DATA EXCERPTS.
--- start ---
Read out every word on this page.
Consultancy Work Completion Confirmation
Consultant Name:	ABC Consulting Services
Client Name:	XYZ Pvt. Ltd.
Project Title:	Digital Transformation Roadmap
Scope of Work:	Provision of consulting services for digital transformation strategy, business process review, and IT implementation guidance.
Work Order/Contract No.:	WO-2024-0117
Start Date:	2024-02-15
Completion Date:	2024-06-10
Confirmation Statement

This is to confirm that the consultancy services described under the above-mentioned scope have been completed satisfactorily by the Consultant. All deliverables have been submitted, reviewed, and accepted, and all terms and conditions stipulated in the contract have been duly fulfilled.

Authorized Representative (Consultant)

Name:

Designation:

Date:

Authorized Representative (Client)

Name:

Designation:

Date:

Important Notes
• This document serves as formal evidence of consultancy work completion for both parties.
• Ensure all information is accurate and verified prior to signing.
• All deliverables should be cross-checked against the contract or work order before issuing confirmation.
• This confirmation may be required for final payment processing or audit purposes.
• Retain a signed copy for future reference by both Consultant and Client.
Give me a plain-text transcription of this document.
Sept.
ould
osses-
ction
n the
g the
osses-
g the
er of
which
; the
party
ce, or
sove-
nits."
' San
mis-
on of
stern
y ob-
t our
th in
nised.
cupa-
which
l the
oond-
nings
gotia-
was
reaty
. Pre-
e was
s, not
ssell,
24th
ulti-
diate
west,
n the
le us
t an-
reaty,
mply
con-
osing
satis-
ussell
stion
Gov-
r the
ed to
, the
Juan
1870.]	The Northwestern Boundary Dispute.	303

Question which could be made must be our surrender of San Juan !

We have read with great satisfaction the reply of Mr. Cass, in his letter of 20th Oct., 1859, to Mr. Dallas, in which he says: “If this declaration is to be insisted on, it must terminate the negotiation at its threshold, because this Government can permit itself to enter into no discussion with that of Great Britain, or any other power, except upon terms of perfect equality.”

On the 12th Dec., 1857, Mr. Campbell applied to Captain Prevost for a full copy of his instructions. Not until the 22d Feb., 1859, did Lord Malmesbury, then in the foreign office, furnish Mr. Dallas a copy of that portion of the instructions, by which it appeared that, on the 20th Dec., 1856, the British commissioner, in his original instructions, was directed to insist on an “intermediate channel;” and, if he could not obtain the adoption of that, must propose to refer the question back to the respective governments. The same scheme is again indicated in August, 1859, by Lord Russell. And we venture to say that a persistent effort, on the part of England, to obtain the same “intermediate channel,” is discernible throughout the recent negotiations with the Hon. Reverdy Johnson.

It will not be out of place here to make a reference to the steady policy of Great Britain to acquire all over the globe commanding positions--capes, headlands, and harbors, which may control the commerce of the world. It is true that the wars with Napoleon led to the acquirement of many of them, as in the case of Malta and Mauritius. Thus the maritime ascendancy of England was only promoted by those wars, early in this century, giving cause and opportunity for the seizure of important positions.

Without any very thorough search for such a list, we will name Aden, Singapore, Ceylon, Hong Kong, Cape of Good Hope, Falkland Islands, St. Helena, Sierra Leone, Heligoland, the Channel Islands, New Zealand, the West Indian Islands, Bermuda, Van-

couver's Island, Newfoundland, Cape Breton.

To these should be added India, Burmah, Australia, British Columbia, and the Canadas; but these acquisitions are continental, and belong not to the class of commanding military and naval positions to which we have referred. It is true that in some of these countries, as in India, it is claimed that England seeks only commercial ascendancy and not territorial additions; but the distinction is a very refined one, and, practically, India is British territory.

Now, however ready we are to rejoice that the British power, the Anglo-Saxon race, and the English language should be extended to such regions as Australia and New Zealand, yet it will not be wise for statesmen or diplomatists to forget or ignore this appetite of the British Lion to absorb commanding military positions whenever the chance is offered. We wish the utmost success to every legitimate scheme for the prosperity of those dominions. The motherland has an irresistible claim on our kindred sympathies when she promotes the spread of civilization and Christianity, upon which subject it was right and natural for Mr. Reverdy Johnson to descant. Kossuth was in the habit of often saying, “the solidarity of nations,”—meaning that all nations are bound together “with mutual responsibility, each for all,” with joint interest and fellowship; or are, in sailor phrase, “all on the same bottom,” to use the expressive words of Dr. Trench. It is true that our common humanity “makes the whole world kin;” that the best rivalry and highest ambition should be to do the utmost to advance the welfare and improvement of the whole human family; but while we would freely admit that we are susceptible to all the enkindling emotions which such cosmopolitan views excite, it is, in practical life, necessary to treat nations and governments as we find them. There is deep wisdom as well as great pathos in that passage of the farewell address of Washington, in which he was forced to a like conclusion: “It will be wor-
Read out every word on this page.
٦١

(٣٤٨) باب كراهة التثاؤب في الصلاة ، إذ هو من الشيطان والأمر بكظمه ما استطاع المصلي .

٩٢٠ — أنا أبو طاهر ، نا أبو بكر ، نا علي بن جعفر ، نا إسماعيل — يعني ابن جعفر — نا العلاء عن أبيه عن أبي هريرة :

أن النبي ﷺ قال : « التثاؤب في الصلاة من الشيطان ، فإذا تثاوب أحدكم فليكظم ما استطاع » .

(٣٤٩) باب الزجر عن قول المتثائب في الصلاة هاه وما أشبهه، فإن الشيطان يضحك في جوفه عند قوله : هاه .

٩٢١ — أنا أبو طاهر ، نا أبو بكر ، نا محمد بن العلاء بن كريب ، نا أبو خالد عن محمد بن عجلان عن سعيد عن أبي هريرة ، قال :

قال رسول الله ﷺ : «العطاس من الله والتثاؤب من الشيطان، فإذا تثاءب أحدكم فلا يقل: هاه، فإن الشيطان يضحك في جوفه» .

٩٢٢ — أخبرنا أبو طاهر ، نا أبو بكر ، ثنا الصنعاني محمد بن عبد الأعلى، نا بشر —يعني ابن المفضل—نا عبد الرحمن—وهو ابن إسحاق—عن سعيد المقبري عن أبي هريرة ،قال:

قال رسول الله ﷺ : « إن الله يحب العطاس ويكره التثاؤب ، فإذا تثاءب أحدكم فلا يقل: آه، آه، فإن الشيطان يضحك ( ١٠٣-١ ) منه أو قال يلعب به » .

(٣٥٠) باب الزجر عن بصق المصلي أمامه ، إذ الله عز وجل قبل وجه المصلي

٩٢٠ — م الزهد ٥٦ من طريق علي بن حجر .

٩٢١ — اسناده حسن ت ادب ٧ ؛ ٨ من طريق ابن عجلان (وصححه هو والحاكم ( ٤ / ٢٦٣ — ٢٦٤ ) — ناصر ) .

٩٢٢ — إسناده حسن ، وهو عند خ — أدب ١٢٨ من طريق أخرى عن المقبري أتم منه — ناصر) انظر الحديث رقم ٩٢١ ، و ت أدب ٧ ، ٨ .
--- end ---
INSTRUCTIONS TO FOLLOW. Repeat all of the entries exactly.

FINAL ANSWER.
Read out every word on this page.
Consultancy Work Completion Confirmation
Consultant Name:	ABC Consulting Services
Client Name:	XYZ Pvt. Ltd.
Project Title:	Digital Transformation Roadmap
Scope of Work:	Provision of consulting services for digital transformation strategy, business process review, and IT implementation guidance.
Work Order/Contract No.:	WO-2024-0117
Start Date:	2024-02-15
Completion Date:	2024-06-10
Confirmation Statement

This is to confirm that the consultancy services described under the above-mentioned scope have been completed satisfactorily by the Consultant. All deliverables have been submitted, reviewed, and accepted, and all terms and conditions stipulated in the contract have been duly fulfilled.

Authorized Representative (Consultant)

Name:

Designation:

Date:

Authorized Representative (Client)

Name:

Designation:

Date:

Important Notes
• This document serves as formal evidence of consultancy work completion for both parties.
• Ensure all information is accurate and verified prior to signing.
• All deliverables should be cross-checked against the contract or work order before issuing confirmation.
• This confirmation may be required for final payment processing or audit purposes.
• Retain a signed copy for future reference by both Consultant and Client.
Give me a plain-text transcription of this document.
Sept.
ould
osses-
ction
n the
g the
osses-
g the
er of
which
; the
party
ce, or
sove-
nits."
' San
mis-
on of
stern
y ob-
t our
th in
nised.
cupa-
which
l the
oond-
nings
gotia-
was
reaty
. Pre-
e was
s, not
ssell,
24th
ulti-
diate
west,
n the
le us
t an-
reaty,
mply
con-
osing
satis-
ussell
stion
Gov-
r the
ed to
, the
Juan
1870.]	The Northwestern Boundary Dispute.	303

Question which could be made must be our surrender of San Juan !

We have read with great satisfaction the reply of Mr. Cass, in his letter of 20th Oct., 1859, to Mr. Dallas, in which he says: “If this declaration is to be insisted on, it must terminate the negotiation at its threshold, because this Government can permit itself to enter into no discussion with that of Great Britain, or any other power, except upon terms of perfect equality.”

On the 12th Dec., 1857, Mr. Campbell applied to Captain Prevost for a full copy of his instructions. Not until the 22d Feb., 1859, did Lord Malmesbury, then in the foreign office, furnish Mr. Dallas a copy of that portion of the instructions, by which it appeared that, on the 20th Dec., 1856, the British commissioner, in his original instructions, was directed to insist on an “intermediate channel;” and, if he could not obtain the adoption of that, must propose to refer the question back to the respective governments. The same scheme is again indicated in August, 1859, by Lord Russell. And we venture to say that a persistent effort, on the part of England, to obtain the same “intermediate channel,” is discernible throughout the recent negotiations with the Hon. Reverdy Johnson.

It will not be out of place here to make a reference to the steady policy of Great Britain to acquire all over the globe commanding positions--capes, headlands, and harbors, which may control the commerce of the world. It is true that the wars with Napoleon led to the acquirement of many of them, as in the case of Malta and Mauritius. Thus the maritime ascendancy of England was only promoted by those wars, early in this century, giving cause and opportunity for the seizure of important positions.

Without any very thorough search for such a list, we will name Aden, Singapore, Ceylon, Hong Kong, Cape of Good Hope, Falkland Islands, St. Helena, Sierra Leone, Heligoland, the Channel Islands, New Zealand, the West Indian Islands, Bermuda, Van-

couver's Island, Newfoundland, Cape Breton.

To these should be added India, Burmah, Australia, British Columbia, and the Canadas; but these acquisitions are continental, and belong not to the class of commanding military and naval positions to which we have referred. It is true that in some of these countries, as in India, it is claimed that England seeks only commercial ascendancy and not territorial additions; but the distinction is a very refined one, and, practically, India is British territory.

Now, however ready we are to rejoice that the British power, the Anglo-Saxon race, and the English language should be extended to such regions as Australia and New Zealand, yet it will not be wise for statesmen or diplomatists to forget or ignore this appetite of the British Lion to absorb commanding military positions whenever the chance is offered. We wish the utmost success to every legitimate scheme for the prosperity of those dominions. The motherland has an irresistible claim on our kindred sympathies when she promotes the spread of civilization and Christianity, upon which subject it was right and natural for Mr. Reverdy Johnson to descant. Kossuth was in the habit of often saying, “the solidarity of nations,”—meaning that all nations are bound together “with mutual responsibility, each for all,” with joint interest and fellowship; or are, in sailor phrase, “all on the same bottom,” to use the expressive words of Dr. Trench. It is true that our common humanity “makes the whole world kin;” that the best rivalry and highest ambition should be to do the utmost to advance the welfare and improvement of the whole human family; but while we would freely admit that we are susceptible to all the enkindling emotions which such cosmopolitan views excite, it is, in practical life, necessary to treat nations and governments as we find them. There is deep wisdom as well as great pathos in that passage of the farewell address of Washington, in which he was forced to a like conclusion: “It will be wor-
Read out every word on this page.
٦١

(٣٤٨) باب كراهة التثاؤب في الصلاة ، إذ هو من الشيطان والأمر بكظمه ما استطاع المصلي .

٩٢٠ — أنا أبو طاهر ، نا أبو بكر ، نا علي بن جعفر ، نا إسماعيل — يعني ابن جعفر — نا العلاء عن أبيه عن أبي هريرة :

أن النبي ﷺ قال : « التثاؤب في الصلاة من الشيطان ، فإذا تثاوب أحدكم فليكظم ما استطاع » .

(٣٤٩) باب الزجر عن قول المتثائب في الصلاة هاه وما أشبهه، فإن الشيطان يضحك في جوفه عند قوله : هاه .

٩٢١ — أنا أبو طاهر ، نا أبو بكر ، نا محمد بن العلاء بن كريب ، نا أبو خالد عن محمد بن عجلان عن سعيد عن أبي هريرة ، قال :

قال رسول الله ﷺ : «العطاس من الله والتثاؤب من الشيطان، فإذا تثاءب أحدكم فلا يقل: هاه، فإن الشيطان يضحك في جوفه» .

٩٢٢ — أخبرنا أبو طاهر ، نا أبو بكر ، ثنا الصنعاني محمد بن عبد الأعلى، نا بشر —يعني ابن المفضل—نا عبد الرحمن—وهو ابن إسحاق—عن سعيد المقبري عن أبي هريرة ،قال:

قال رسول الله ﷺ : « إن الله يحب العطاس ويكره التثاؤب ، فإذا تثاءب أحدكم فلا يقل: آه، آه، فإن الشيطان يضحك ( ١٠٣-١ ) منه أو قال يلعب به » .

(٣٥٠) باب الزجر عن بصق المصلي أمامه ، إذ الله عز وجل قبل وجه المصلي

٩٢٠ — م الزهد ٥٦ من طريق علي بن حجر .

٩٢١ — اسناده حسن ت ادب ٧ ؛ ٨ من طريق ابن عجلان (وصححه هو والحاكم ( ٤ / ٢٦٣ — ٢٦٤ ) — ناصر ) .

٩٢٢ — إسناده حسن ، وهو عند خ — أدب ١٢٨ من طريق أخرى عن المقبري أتم منه — ناصر) انظر الحديث رقم ٩٢١ ، و ت أدب ٧ ، ٨ .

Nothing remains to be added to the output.